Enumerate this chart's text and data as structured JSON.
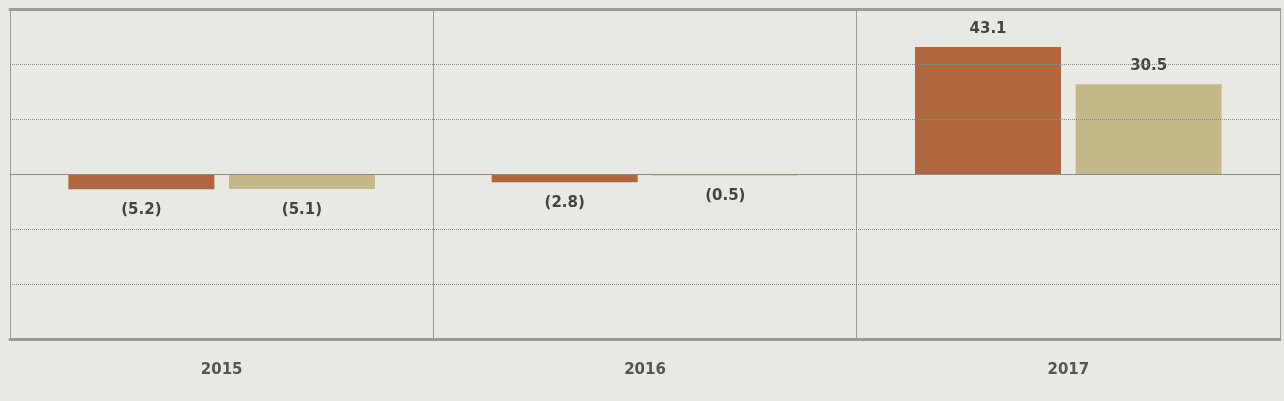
{
  "chart_data": {
    "type": "bar",
    "categories": [
      "2015",
      "2016",
      "2017"
    ],
    "series": [
      {
        "color": "#b0663f",
        "values": [
          -5.2,
          -2.8,
          43.1
        ],
        "value_labels": [
          "(5.2)",
          "(2.8)",
          "43.1"
        ]
      },
      {
        "color": "#c5b88a",
        "values": [
          -5.1,
          -0.5,
          30.5
        ],
        "value_labels": [
          "(5.1)",
          "(0.5)",
          "30.5"
        ]
      }
    ],
    "ylim": [
      -56,
      56
    ],
    "yticks": [
      {
        "value": -37.3,
        "label": null
      },
      {
        "value": -18.65,
        "label": null
      },
      {
        "value": 0,
        "label": null
      },
      {
        "value": 18.65,
        "label": null
      },
      {
        "value": 37.3,
        "label": null
      }
    ],
    "grid": true,
    "tick_labels": "x"
  }
}
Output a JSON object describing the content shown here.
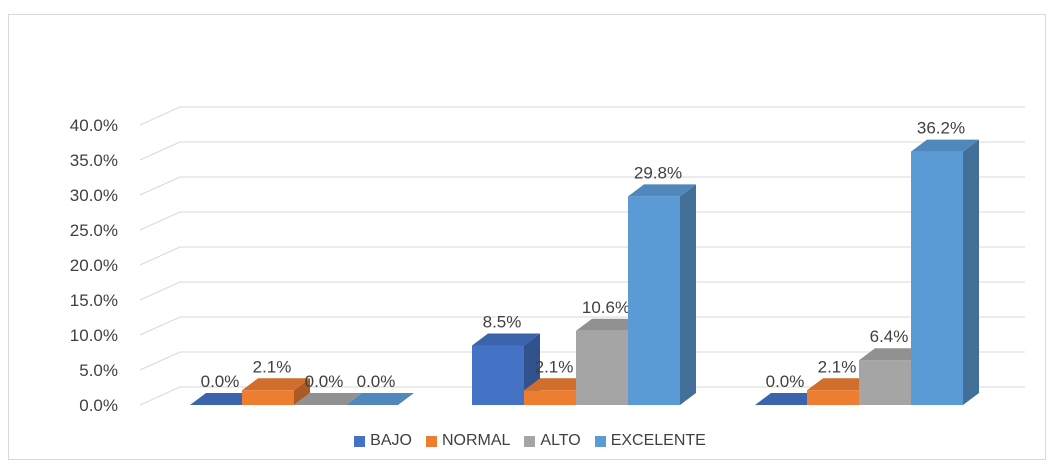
{
  "chart_data": {
    "type": "bar",
    "categories": [
      "",
      "",
      ""
    ],
    "series": [
      {
        "name": "BAJO",
        "color": "#4472c4",
        "values": [
          0.0,
          8.5,
          0.0
        ]
      },
      {
        "name": "NORMAL",
        "color": "#ed7d31",
        "values": [
          2.1,
          2.1,
          2.1
        ]
      },
      {
        "name": "ALTO",
        "color": "#a5a5a5",
        "values": [
          0.0,
          10.6,
          6.4
        ]
      },
      {
        "name": "EXCELENTE",
        "color": "#5b9bd5",
        "values": [
          0.0,
          29.8,
          36.2
        ]
      }
    ],
    "data_labels": [
      [
        "0.0%",
        "2.1%",
        "0.0%",
        "0.0%"
      ],
      [
        "8.5%",
        "2.1%",
        "10.6%",
        "29.8%"
      ],
      [
        "0.0%",
        "2.1%",
        "6.4%",
        "36.2%"
      ]
    ],
    "y_ticks": [
      "0.0%",
      "5.0%",
      "10.0%",
      "15.0%",
      "20.0%",
      "25.0%",
      "30.0%",
      "35.0%",
      "40.0%"
    ],
    "ylim": [
      0,
      40
    ],
    "grid": true,
    "three_d": true,
    "legend_position": "bottom"
  }
}
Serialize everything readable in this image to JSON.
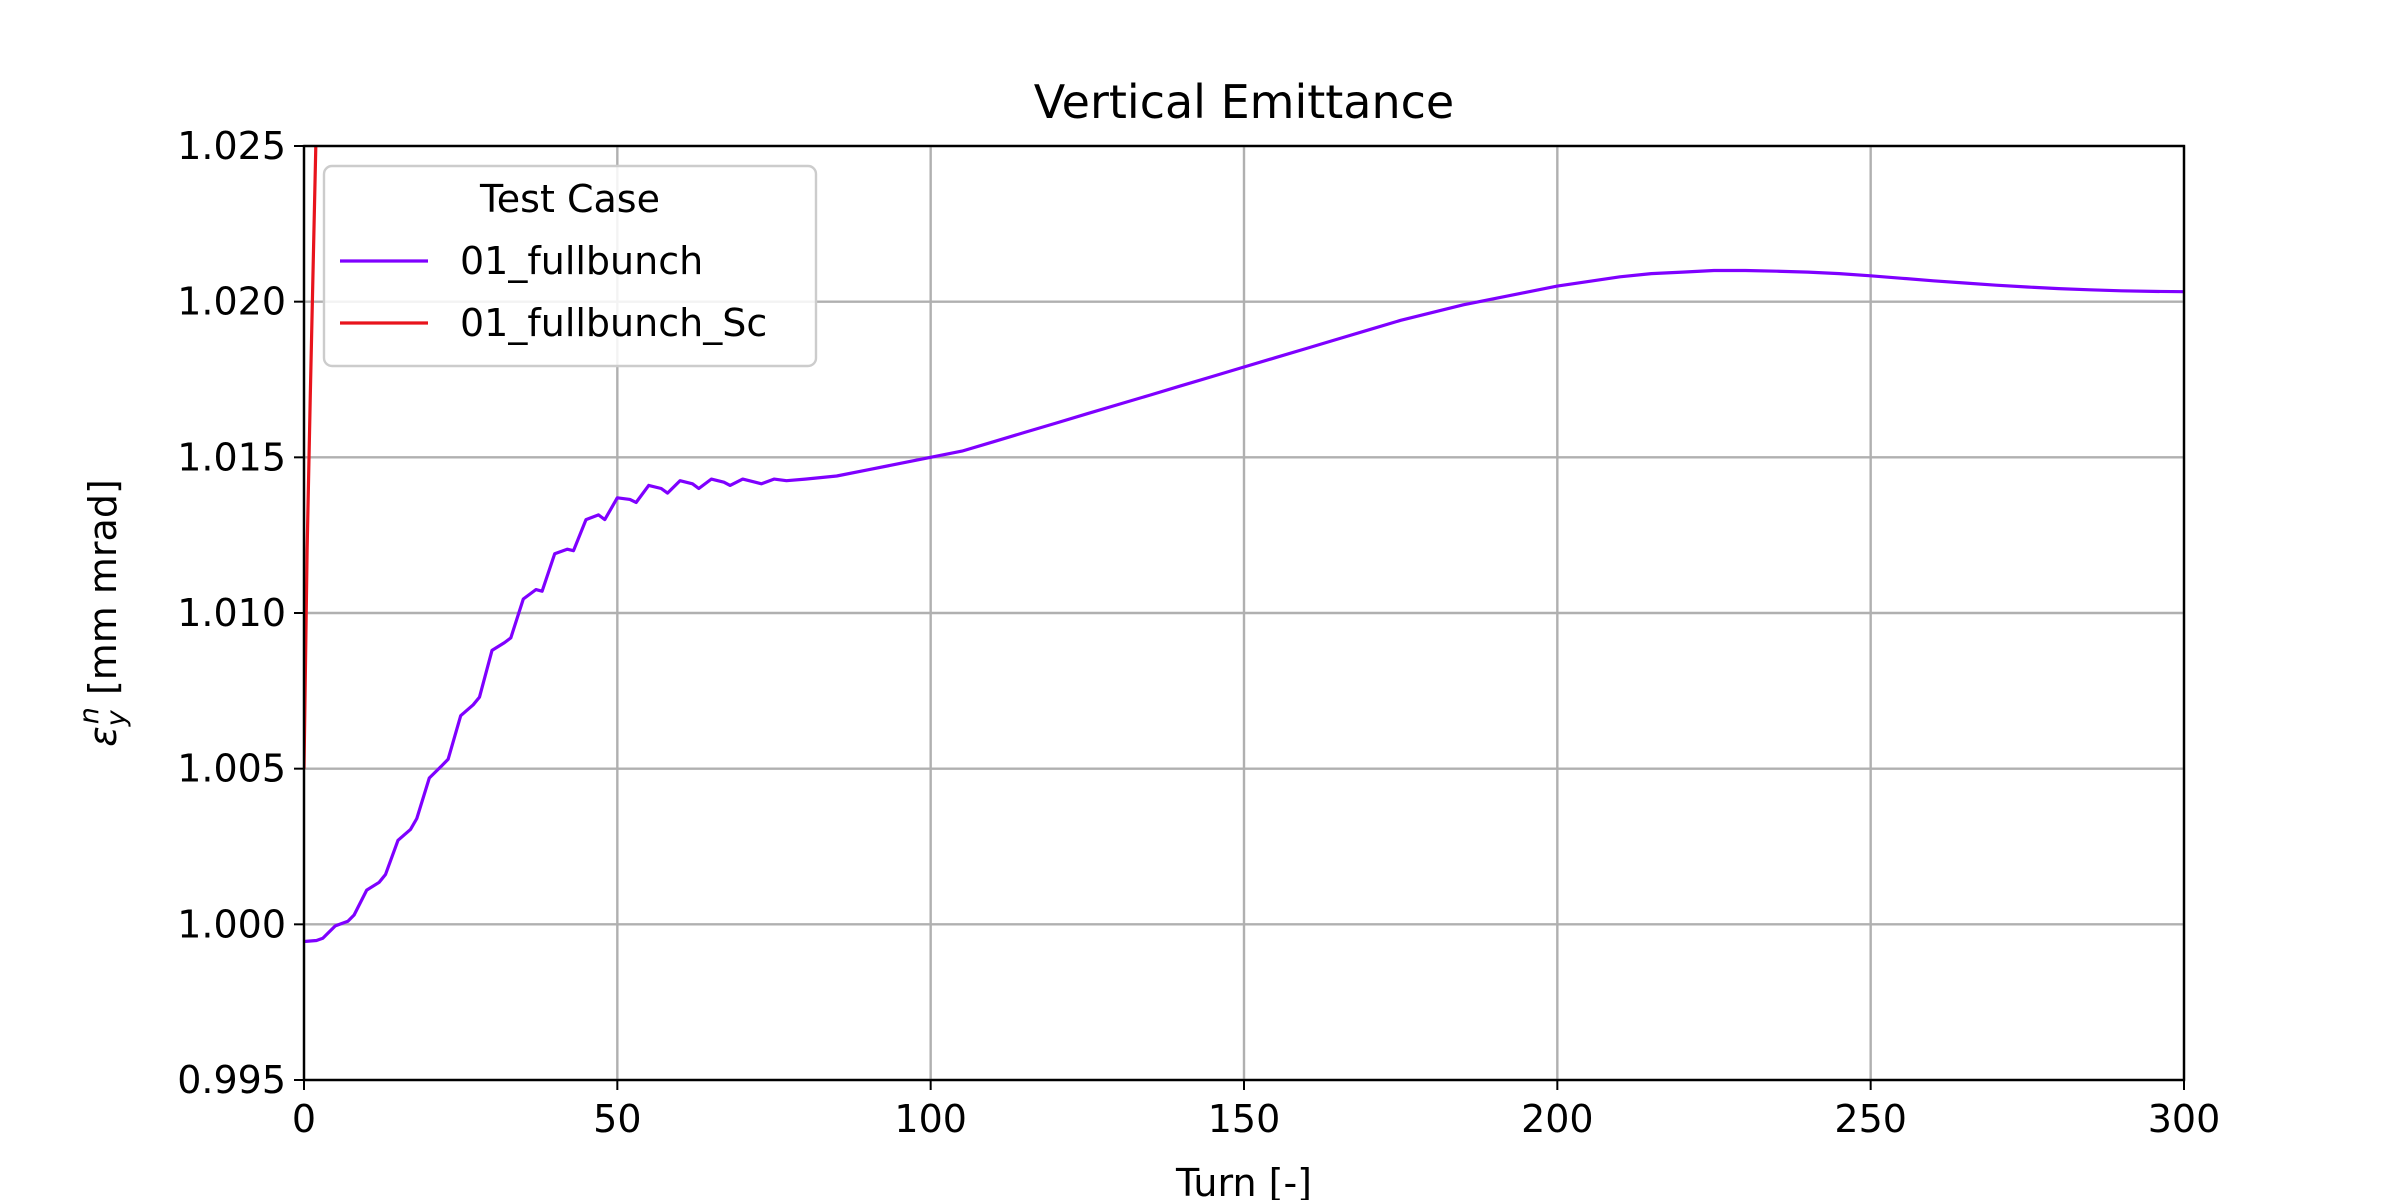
{
  "chart_data": {
    "type": "line",
    "title": "Vertical Emittance",
    "xlabel": "Turn [-]",
    "ylabel_symbol": "ε",
    "ylabel_sub": "y",
    "ylabel_sup": "n",
    "ylabel_unit": " [mm mrad]",
    "xlim": [
      0,
      300
    ],
    "ylim": [
      0.995,
      1.025
    ],
    "xticks": [
      0,
      50,
      100,
      150,
      200,
      250,
      300
    ],
    "xtick_labels": [
      "0",
      "50",
      "100",
      "150",
      "200",
      "250",
      "300"
    ],
    "yticks": [
      0.995,
      1.0,
      1.005,
      1.01,
      1.015,
      1.02,
      1.025
    ],
    "ytick_labels": [
      "0.995",
      "1.000",
      "1.005",
      "1.010",
      "1.015",
      "1.020",
      "1.025"
    ],
    "grid": true,
    "legend_title": "Test Case",
    "legend_position": "top-left",
    "series": [
      {
        "name": "01_fullbunch",
        "color": "#7f00ff",
        "x": [
          0,
          2,
          3,
          5,
          7,
          8,
          10,
          12,
          13,
          15,
          17,
          18,
          20,
          22,
          23,
          25,
          27,
          28,
          30,
          32,
          33,
          35,
          37,
          38,
          40,
          42,
          43,
          45,
          47,
          48,
          50,
          52,
          53,
          55,
          57,
          58,
          60,
          62,
          63,
          65,
          67,
          68,
          70,
          72,
          73,
          75,
          77,
          80,
          85,
          90,
          95,
          100,
          105,
          110,
          115,
          120,
          125,
          130,
          135,
          140,
          145,
          150,
          155,
          160,
          165,
          170,
          175,
          180,
          185,
          190,
          195,
          200,
          205,
          210,
          215,
          220,
          225,
          230,
          235,
          240,
          245,
          250,
          255,
          260,
          265,
          270,
          275,
          280,
          285,
          290,
          295,
          300
        ],
        "y": [
          0.99945,
          0.99948,
          0.99955,
          0.99995,
          1.0001,
          1.0003,
          1.0011,
          1.00135,
          1.0016,
          1.0027,
          1.00305,
          1.0034,
          1.0047,
          1.0051,
          1.0053,
          1.0067,
          1.00705,
          1.0073,
          1.0088,
          1.00905,
          1.0092,
          1.01045,
          1.01075,
          1.0107,
          1.0119,
          1.01205,
          1.012,
          1.013,
          1.01315,
          1.013,
          1.0137,
          1.01365,
          1.01355,
          1.0141,
          1.014,
          1.01385,
          1.01425,
          1.01415,
          1.014,
          1.0143,
          1.0142,
          1.0141,
          1.0143,
          1.0142,
          1.01415,
          1.0143,
          1.01425,
          1.0143,
          1.0144,
          1.0146,
          1.0148,
          1.015,
          1.0152,
          1.0155,
          1.0158,
          1.0161,
          1.0164,
          1.0167,
          1.017,
          1.0173,
          1.0176,
          1.0179,
          1.0182,
          1.0185,
          1.0188,
          1.0191,
          1.0194,
          1.01965,
          1.0199,
          1.0201,
          1.0203,
          1.0205,
          1.02065,
          1.0208,
          1.0209,
          1.02095,
          1.021,
          1.021,
          1.02098,
          1.02095,
          1.0209,
          1.02083,
          1.02075,
          1.02067,
          1.0206,
          1.02053,
          1.02047,
          1.02042,
          1.02038,
          1.02035,
          1.02033,
          1.02032
        ]
      },
      {
        "name": "01_fullbunch_Sc",
        "color": "#e8141c",
        "x": [
          0,
          0.5,
          1.0,
          1.5,
          2.0
        ],
        "y": [
          1.005,
          1.012,
          1.017,
          1.0215,
          1.026
        ]
      }
    ]
  }
}
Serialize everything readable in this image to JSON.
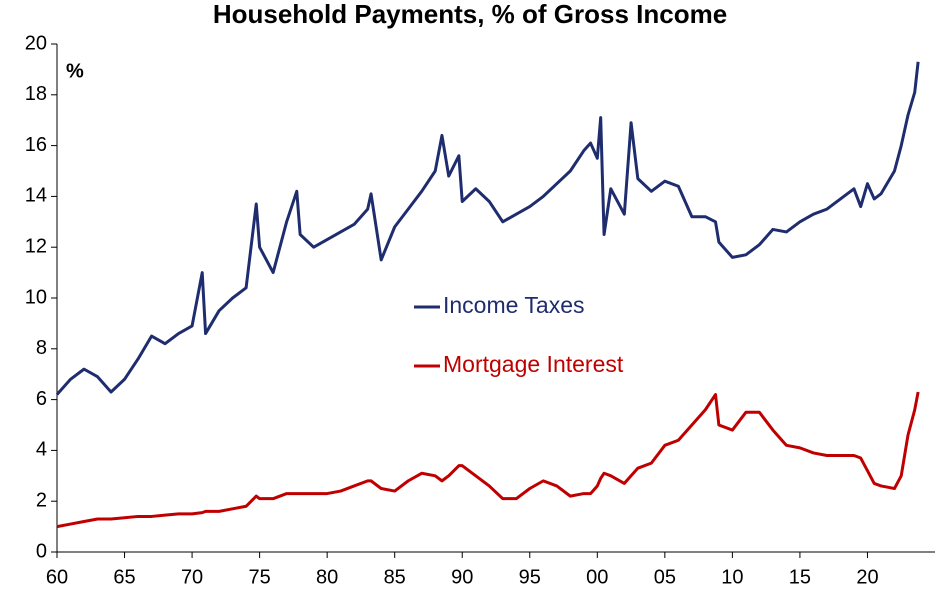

----------

Aim of the task:
Extract all the entries word for word; omit any pictures.

Solution below:
Enumerate this chart's text and data as structured JSON.
{
  "chart_data": {
    "type": "bar",
    "categories": [
      "2015",
      "2016",
      "2017"
    ],
    "series": [
      {
        "color": "#b0663f",
        "values": [
          -5.2,
          -2.8,
          43.1
        ],
        "value_labels": [
          "(5.2)",
          "(2.8)",
          "43.1"
        ]
      },
      {
        "color": "#c5b88a",
        "values": [
          -5.1,
          -0.5,
          30.5
        ],
        "value_labels": [
          "(5.1)",
          "(0.5)",
          "30.5"
        ]
      }
    ],
    "ylim": [
      -56,
      56
    ],
    "yticks": [
      {
        "value": -37.3,
        "label": null
      },
      {
        "value": -18.65,
        "label": null
      },
      {
        "value": 0,
        "label": null
      },
      {
        "value": 18.65,
        "label": null
      },
      {
        "value": 37.3,
        "label": null
      }
    ],
    "grid": true,
    "tick_labels": "x"
  }
}
Output a JSON object describing the content shown here.
{
  "chart_data": {
    "type": "bar",
    "categories": [
      "",
      "",
      ""
    ],
    "series": [
      {
        "name": "BAJO",
        "color": "#4472c4",
        "values": [
          0.0,
          8.5,
          0.0
        ]
      },
      {
        "name": "NORMAL",
        "color": "#ed7d31",
        "values": [
          2.1,
          2.1,
          2.1
        ]
      },
      {
        "name": "ALTO",
        "color": "#a5a5a5",
        "values": [
          0.0,
          10.6,
          6.4
        ]
      },
      {
        "name": "EXCELENTE",
        "color": "#5b9bd5",
        "values": [
          0.0,
          29.8,
          36.2
        ]
      }
    ],
    "data_labels": [
      [
        "0.0%",
        "2.1%",
        "0.0%",
        "0.0%"
      ],
      [
        "8.5%",
        "2.1%",
        "10.6%",
        "29.8%"
      ],
      [
        "0.0%",
        "2.1%",
        "6.4%",
        "36.2%"
      ]
    ],
    "y_ticks": [
      "0.0%",
      "5.0%",
      "10.0%",
      "15.0%",
      "20.0%",
      "25.0%",
      "30.0%",
      "35.0%",
      "40.0%"
    ],
    "ylim": [
      0,
      40
    ],
    "grid": true,
    "three_d": true,
    "legend_position": "bottom"
  }
}
Serialize everything readable in this image to JSON.
{
  "chart_data": {
    "type": "line",
    "title": "Vertical Emittance",
    "xlabel": "Turn [-]",
    "ylabel_symbol": "ε",
    "ylabel_sub": "y",
    "ylabel_sup": "n",
    "ylabel_unit": " [mm mrad]",
    "xlim": [
      0,
      300
    ],
    "ylim": [
      0.995,
      1.025
    ],
    "xticks": [
      0,
      50,
      100,
      150,
      200,
      250,
      300
    ],
    "xtick_labels": [
      "0",
      "50",
      "100",
      "150",
      "200",
      "250",
      "300"
    ],
    "yticks": [
      0.995,
      1.0,
      1.005,
      1.01,
      1.015,
      1.02,
      1.025
    ],
    "ytick_labels": [
      "0.995",
      "1.000",
      "1.005",
      "1.010",
      "1.015",
      "1.020",
      "1.025"
    ],
    "grid": true,
    "legend_title": "Test Case",
    "legend_position": "top-left",
    "series": [
      {
        "name": "01_fullbunch",
        "color": "#7f00ff",
        "x": [
          0,
          2,
          3,
          5,
          7,
          8,
          10,
          12,
          13,
          15,
          17,
          18,
          20,
          22,
          23,
          25,
          27,
          28,
          30,
          32,
          33,
          35,
          37,
          38,
          40,
          42,
          43,
          45,
          47,
          48,
          50,
          52,
          53,
          55,
          57,
          58,
          60,
          62,
          63,
          65,
          67,
          68,
          70,
          72,
          73,
          75,
          77,
          80,
          85,
          90,
          95,
          100,
          105,
          110,
          115,
          120,
          125,
          130,
          135,
          140,
          145,
          150,
          155,
          160,
          165,
          170,
          175,
          180,
          185,
          190,
          195,
          200,
          205,
          210,
          215,
          220,
          225,
          230,
          235,
          240,
          245,
          250,
          255,
          260,
          265,
          270,
          275,
          280,
          285,
          290,
          295,
          300
        ],
        "y": [
          0.99945,
          0.99948,
          0.99955,
          0.99995,
          1.0001,
          1.0003,
          1.0011,
          1.00135,
          1.0016,
          1.0027,
          1.00305,
          1.0034,
          1.0047,
          1.0051,
          1.0053,
          1.0067,
          1.00705,
          1.0073,
          1.0088,
          1.00905,
          1.0092,
          1.01045,
          1.01075,
          1.0107,
          1.0119,
          1.01205,
          1.012,
          1.013,
          1.01315,
          1.013,
          1.0137,
          1.01365,
          1.01355,
          1.0141,
          1.014,
          1.01385,
          1.01425,
          1.01415,
          1.014,
          1.0143,
          1.0142,
          1.0141,
          1.0143,
          1.0142,
          1.01415,
          1.0143,
          1.01425,
          1.0143,
          1.0144,
          1.0146,
          1.0148,
          1.015,
          1.0152,
          1.0155,
          1.0158,
          1.0161,
          1.0164,
          1.0167,
          1.017,
          1.0173,
          1.0176,
          1.0179,
          1.0182,
          1.0185,
          1.0188,
          1.0191,
          1.0194,
          1.01965,
          1.0199,
          1.0201,
          1.0203,
          1.0205,
          1.02065,
          1.0208,
          1.0209,
          1.02095,
          1.021,
          1.021,
          1.02098,
          1.02095,
          1.0209,
          1.02083,
          1.02075,
          1.02067,
          1.0206,
          1.02053,
          1.02047,
          1.02042,
          1.02038,
          1.02035,
          1.02033,
          1.02032
        ]
      },
      {
        "name": "01_fullbunch_Sc",
        "color": "#e8141c",
        "x": [
          0,
          0.5,
          1.0,
          1.5,
          2.0
        ],
        "y": [
          1.005,
          1.012,
          1.017,
          1.0215,
          1.026
        ]
      }
    ]
  }
}
Serialize everything readable in this image to JSON.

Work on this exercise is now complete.